(Rows from a dataset)
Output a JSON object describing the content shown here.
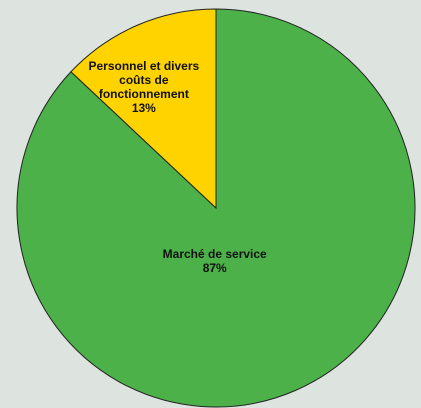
{
  "chart_data": {
    "type": "pie",
    "categories": [
      "Marché de service",
      "Personnel et divers coûts de fonctionnement"
    ],
    "values": [
      87,
      13
    ],
    "value_labels": [
      "87%",
      "13%"
    ],
    "colors": [
      "#4db14a",
      "#fed300"
    ]
  }
}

→ GIVEN EXERCISE: Pictures don't belong in the copy. Transcribe every record exactly as it appears.

→ IN RESPONSE:
Output a JSON object describing the content shown here.
{
  "chart_data": {
    "type": "pie",
    "categories": [
      "Marché de service",
      "Personnel et divers coûts de fonctionnement"
    ],
    "values": [
      87,
      13
    ],
    "value_labels": [
      "87%",
      "13%"
    ],
    "colors": [
      "#4db14a",
      "#fed300"
    ]
  }
}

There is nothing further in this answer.